(GIVEN TASK)
Drop the pictures from the entries below, then reproduce the rest exactly.

Records about charts and figures:

☆ ☆ ☆

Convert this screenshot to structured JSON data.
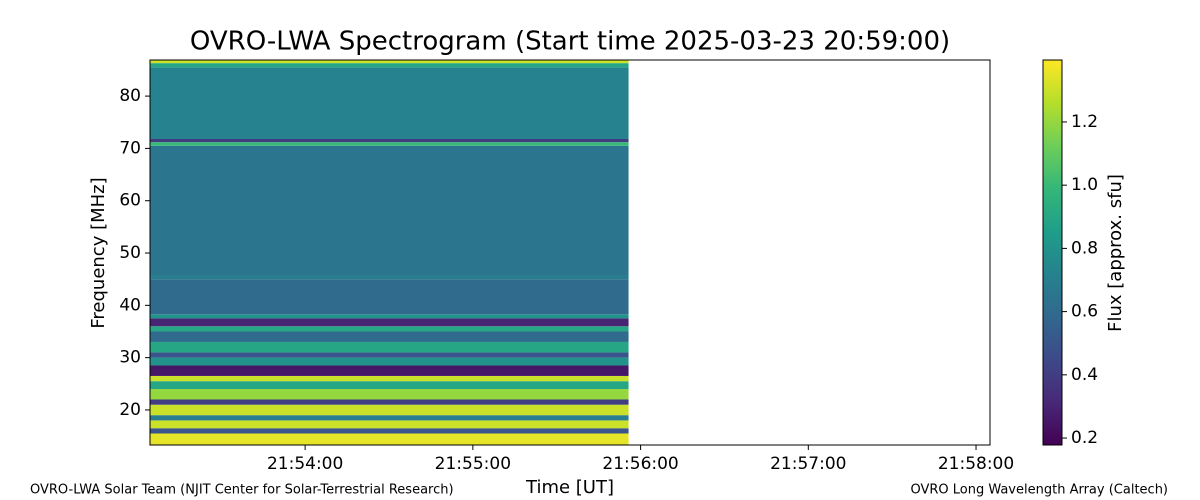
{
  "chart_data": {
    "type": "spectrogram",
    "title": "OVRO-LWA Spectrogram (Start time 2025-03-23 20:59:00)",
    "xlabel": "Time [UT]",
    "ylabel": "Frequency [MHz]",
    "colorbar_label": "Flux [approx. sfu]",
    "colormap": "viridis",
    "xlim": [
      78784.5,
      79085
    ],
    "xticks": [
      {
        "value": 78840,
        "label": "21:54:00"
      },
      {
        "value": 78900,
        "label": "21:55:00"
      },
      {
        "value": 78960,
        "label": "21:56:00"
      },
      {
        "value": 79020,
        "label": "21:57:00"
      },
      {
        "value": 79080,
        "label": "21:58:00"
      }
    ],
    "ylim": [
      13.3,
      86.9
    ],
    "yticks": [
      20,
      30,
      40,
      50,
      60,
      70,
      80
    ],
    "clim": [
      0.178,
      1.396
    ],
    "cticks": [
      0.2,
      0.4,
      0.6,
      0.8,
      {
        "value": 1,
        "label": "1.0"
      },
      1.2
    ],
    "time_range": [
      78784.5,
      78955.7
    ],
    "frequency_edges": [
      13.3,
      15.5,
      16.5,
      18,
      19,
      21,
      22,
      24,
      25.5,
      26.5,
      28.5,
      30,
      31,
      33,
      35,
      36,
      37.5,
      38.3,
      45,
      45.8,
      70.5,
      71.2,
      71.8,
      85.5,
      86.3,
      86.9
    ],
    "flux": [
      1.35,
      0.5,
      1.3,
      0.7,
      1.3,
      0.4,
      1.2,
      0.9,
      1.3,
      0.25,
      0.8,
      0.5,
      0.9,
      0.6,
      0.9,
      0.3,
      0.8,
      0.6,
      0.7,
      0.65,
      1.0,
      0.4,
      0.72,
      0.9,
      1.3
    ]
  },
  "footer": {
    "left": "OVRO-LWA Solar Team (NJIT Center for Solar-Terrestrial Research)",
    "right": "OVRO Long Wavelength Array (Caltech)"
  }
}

☆ ☆ ☆

(WRITTEN RESPONSE)
Convert this screenshot to structured JSON data.
{
  "chart_data": {
    "type": "spectrogram",
    "title": "OVRO-LWA Spectrogram (Start time 2025-03-23 20:59:00)",
    "xlabel": "Time [UT]",
    "ylabel": "Frequency [MHz]",
    "colorbar_label": "Flux [approx. sfu]",
    "colormap": "viridis",
    "xlim": [
      78784.5,
      79085
    ],
    "xticks": [
      {
        "value": 78840,
        "label": "21:54:00"
      },
      {
        "value": 78900,
        "label": "21:55:00"
      },
      {
        "value": 78960,
        "label": "21:56:00"
      },
      {
        "value": 79020,
        "label": "21:57:00"
      },
      {
        "value": 79080,
        "label": "21:58:00"
      }
    ],
    "ylim": [
      13.3,
      86.9
    ],
    "yticks": [
      20,
      30,
      40,
      50,
      60,
      70,
      80
    ],
    "clim": [
      0.178,
      1.396
    ],
    "cticks": [
      0.2,
      0.4,
      0.6,
      0.8,
      {
        "value": 1,
        "label": "1.0"
      },
      1.2
    ],
    "time_range": [
      78784.5,
      78955.7
    ],
    "frequency_edges": [
      13.3,
      15.5,
      16.5,
      18,
      19,
      21,
      22,
      24,
      25.5,
      26.5,
      28.5,
      30,
      31,
      33,
      35,
      36,
      37.5,
      38.3,
      45,
      45.8,
      70.5,
      71.2,
      71.8,
      85.5,
      86.3,
      86.9
    ],
    "flux": [
      1.35,
      0.5,
      1.3,
      0.7,
      1.3,
      0.4,
      1.2,
      0.9,
      1.3,
      0.25,
      0.8,
      0.5,
      0.9,
      0.6,
      0.9,
      0.3,
      0.8,
      0.6,
      0.7,
      0.65,
      1.0,
      0.4,
      0.72,
      0.9,
      1.3
    ]
  },
  "footer": {
    "left": "OVRO-LWA Solar Team (NJIT Center for Solar-Terrestrial Research)",
    "right": "OVRO Long Wavelength Array (Caltech)"
  }
}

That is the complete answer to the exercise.